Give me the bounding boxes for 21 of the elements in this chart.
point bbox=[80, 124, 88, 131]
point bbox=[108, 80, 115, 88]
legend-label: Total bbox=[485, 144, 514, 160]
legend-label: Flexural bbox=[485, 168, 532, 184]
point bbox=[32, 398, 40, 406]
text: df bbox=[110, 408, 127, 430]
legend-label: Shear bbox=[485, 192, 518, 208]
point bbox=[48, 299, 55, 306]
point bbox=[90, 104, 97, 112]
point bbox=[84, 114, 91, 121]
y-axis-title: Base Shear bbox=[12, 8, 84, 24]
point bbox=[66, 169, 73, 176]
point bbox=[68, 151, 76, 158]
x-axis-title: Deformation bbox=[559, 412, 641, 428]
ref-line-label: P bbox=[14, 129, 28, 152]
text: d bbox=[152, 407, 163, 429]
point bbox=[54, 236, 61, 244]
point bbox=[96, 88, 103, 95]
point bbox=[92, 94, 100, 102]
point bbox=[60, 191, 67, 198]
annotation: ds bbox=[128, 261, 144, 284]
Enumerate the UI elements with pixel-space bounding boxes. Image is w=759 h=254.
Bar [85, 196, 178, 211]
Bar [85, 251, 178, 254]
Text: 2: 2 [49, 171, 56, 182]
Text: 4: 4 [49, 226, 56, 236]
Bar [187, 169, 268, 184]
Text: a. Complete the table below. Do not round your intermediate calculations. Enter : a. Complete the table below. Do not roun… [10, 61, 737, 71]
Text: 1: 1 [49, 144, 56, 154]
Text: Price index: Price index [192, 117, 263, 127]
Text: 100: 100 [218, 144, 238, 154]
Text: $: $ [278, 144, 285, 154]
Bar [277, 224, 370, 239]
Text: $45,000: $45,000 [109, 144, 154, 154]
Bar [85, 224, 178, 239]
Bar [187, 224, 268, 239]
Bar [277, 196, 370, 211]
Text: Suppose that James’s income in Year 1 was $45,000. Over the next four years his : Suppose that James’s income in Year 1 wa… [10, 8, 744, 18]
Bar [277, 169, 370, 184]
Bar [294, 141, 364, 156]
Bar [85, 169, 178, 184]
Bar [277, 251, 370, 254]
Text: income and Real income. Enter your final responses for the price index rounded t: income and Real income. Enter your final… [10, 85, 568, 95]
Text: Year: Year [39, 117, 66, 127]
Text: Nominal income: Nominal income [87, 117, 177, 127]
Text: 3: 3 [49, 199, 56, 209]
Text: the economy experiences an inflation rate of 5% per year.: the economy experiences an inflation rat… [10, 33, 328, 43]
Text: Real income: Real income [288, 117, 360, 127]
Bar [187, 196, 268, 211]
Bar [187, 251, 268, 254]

────────────────────

● The exercise
Update the data above so that every occurrence of "point" becomes "marker", leaving all other text unchanged.

● Answer to the exercise
Give me the bounding boxes for 21 of the elements in this chart.
marker bbox=[80, 124, 88, 131]
marker bbox=[108, 80, 115, 88]
legend-label: Total bbox=[485, 144, 514, 160]
legend-label: Flexural bbox=[485, 168, 532, 184]
marker bbox=[32, 398, 40, 406]
text: df bbox=[110, 408, 127, 430]
legend-label: Shear bbox=[485, 192, 518, 208]
marker bbox=[48, 299, 55, 306]
marker bbox=[90, 104, 97, 112]
marker bbox=[84, 114, 91, 121]
y-axis-title: Base Shear bbox=[12, 8, 84, 24]
marker bbox=[66, 169, 73, 176]
marker bbox=[68, 151, 76, 158]
x-axis-title: Deformation bbox=[559, 412, 641, 428]
ref-line-label: P bbox=[14, 129, 28, 152]
text: d bbox=[152, 407, 163, 429]
marker bbox=[54, 236, 61, 244]
marker bbox=[96, 88, 103, 95]
marker bbox=[92, 94, 100, 102]
marker bbox=[60, 191, 67, 198]
annotation: ds bbox=[128, 261, 144, 284]
Enumerate the UI elements with pixel-space bounding boxes. Image is w=759 h=254.
Bar [85, 196, 178, 211]
Bar [85, 251, 178, 254]
Text: 2: 2 [49, 171, 56, 182]
Text: 4: 4 [49, 226, 56, 236]
Bar [187, 169, 268, 184]
Text: a. Complete the table below. Do not round your intermediate calculations. Enter : a. Complete the table below. Do not roun… [10, 61, 737, 71]
Text: 1: 1 [49, 144, 56, 154]
Text: Price index: Price index [192, 117, 263, 127]
Text: 100: 100 [218, 144, 238, 154]
Text: $: $ [278, 144, 285, 154]
Bar [277, 224, 370, 239]
Text: $45,000: $45,000 [109, 144, 154, 154]
Bar [85, 224, 178, 239]
Bar [187, 224, 268, 239]
Bar [277, 196, 370, 211]
Text: Suppose that James’s income in Year 1 was $45,000. Over the next four years his : Suppose that James’s income in Year 1 wa… [10, 8, 744, 18]
Bar [277, 169, 370, 184]
Bar [294, 141, 364, 156]
Bar [85, 169, 178, 184]
Bar [277, 251, 370, 254]
Text: income and Real income. Enter your final responses for the price index rounded t: income and Real income. Enter your final… [10, 85, 568, 95]
Text: Year: Year [39, 117, 66, 127]
Text: Nominal income: Nominal income [87, 117, 177, 127]
Text: 3: 3 [49, 199, 56, 209]
Text: the economy experiences an inflation rate of 5% per year.: the economy experiences an inflation rat… [10, 33, 328, 43]
Text: Real income: Real income [288, 117, 360, 127]
Bar [187, 196, 268, 211]
Bar [187, 251, 268, 254]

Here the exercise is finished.